EXERCISE REQUIREMENTS: Please give the entries again in full and exactly, without any picture.

(Dataset rows about figures)
══════════

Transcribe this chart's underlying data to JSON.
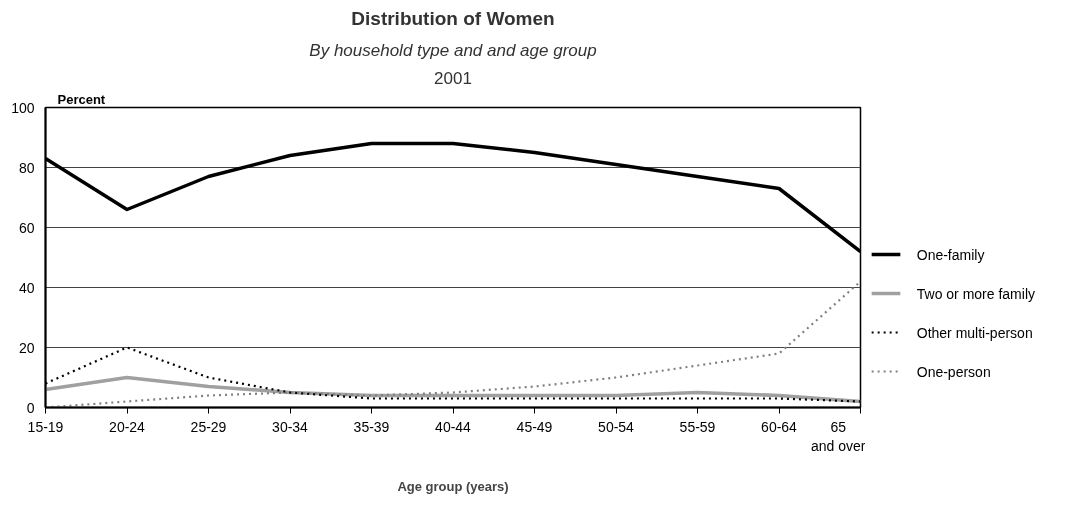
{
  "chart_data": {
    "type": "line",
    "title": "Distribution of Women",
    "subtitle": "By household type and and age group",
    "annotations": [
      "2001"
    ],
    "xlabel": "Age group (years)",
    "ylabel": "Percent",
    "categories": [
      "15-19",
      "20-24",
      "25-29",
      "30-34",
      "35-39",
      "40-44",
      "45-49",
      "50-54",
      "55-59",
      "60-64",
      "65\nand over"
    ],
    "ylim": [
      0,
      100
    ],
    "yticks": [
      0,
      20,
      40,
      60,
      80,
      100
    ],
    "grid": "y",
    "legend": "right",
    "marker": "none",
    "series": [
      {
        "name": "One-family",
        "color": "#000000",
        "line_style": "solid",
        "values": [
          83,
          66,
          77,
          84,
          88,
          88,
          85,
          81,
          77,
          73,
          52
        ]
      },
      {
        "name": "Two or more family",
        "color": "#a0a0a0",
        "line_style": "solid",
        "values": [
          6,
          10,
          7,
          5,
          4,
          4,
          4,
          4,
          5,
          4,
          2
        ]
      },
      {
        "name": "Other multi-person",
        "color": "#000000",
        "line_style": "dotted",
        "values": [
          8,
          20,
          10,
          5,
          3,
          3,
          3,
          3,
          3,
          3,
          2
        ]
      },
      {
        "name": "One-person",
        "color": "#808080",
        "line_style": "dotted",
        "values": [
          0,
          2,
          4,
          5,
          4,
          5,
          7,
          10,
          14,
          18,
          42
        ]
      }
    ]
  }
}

══════════

RESPONSE FOR THIS EXERCISE:
Transcribe this chart's underlying data to JSON.
{
  "chart_data": {
    "type": "line",
    "title": "Distribution of Women",
    "subtitle": "By household type and and age group",
    "annotations": [
      "2001"
    ],
    "xlabel": "Age group (years)",
    "ylabel": "Percent",
    "categories": [
      "15-19",
      "20-24",
      "25-29",
      "30-34",
      "35-39",
      "40-44",
      "45-49",
      "50-54",
      "55-59",
      "60-64",
      "65\nand over"
    ],
    "ylim": [
      0,
      100
    ],
    "yticks": [
      0,
      20,
      40,
      60,
      80,
      100
    ],
    "grid": "y",
    "legend": "right",
    "marker": "none",
    "series": [
      {
        "name": "One-family",
        "color": "#000000",
        "line_style": "solid",
        "values": [
          83,
          66,
          77,
          84,
          88,
          88,
          85,
          81,
          77,
          73,
          52
        ]
      },
      {
        "name": "Two or more family",
        "color": "#a0a0a0",
        "line_style": "solid",
        "values": [
          6,
          10,
          7,
          5,
          4,
          4,
          4,
          4,
          5,
          4,
          2
        ]
      },
      {
        "name": "Other multi-person",
        "color": "#000000",
        "line_style": "dotted",
        "values": [
          8,
          20,
          10,
          5,
          3,
          3,
          3,
          3,
          3,
          3,
          2
        ]
      },
      {
        "name": "One-person",
        "color": "#808080",
        "line_style": "dotted",
        "values": [
          0,
          2,
          4,
          5,
          4,
          5,
          7,
          10,
          14,
          18,
          42
        ]
      }
    ]
  }
}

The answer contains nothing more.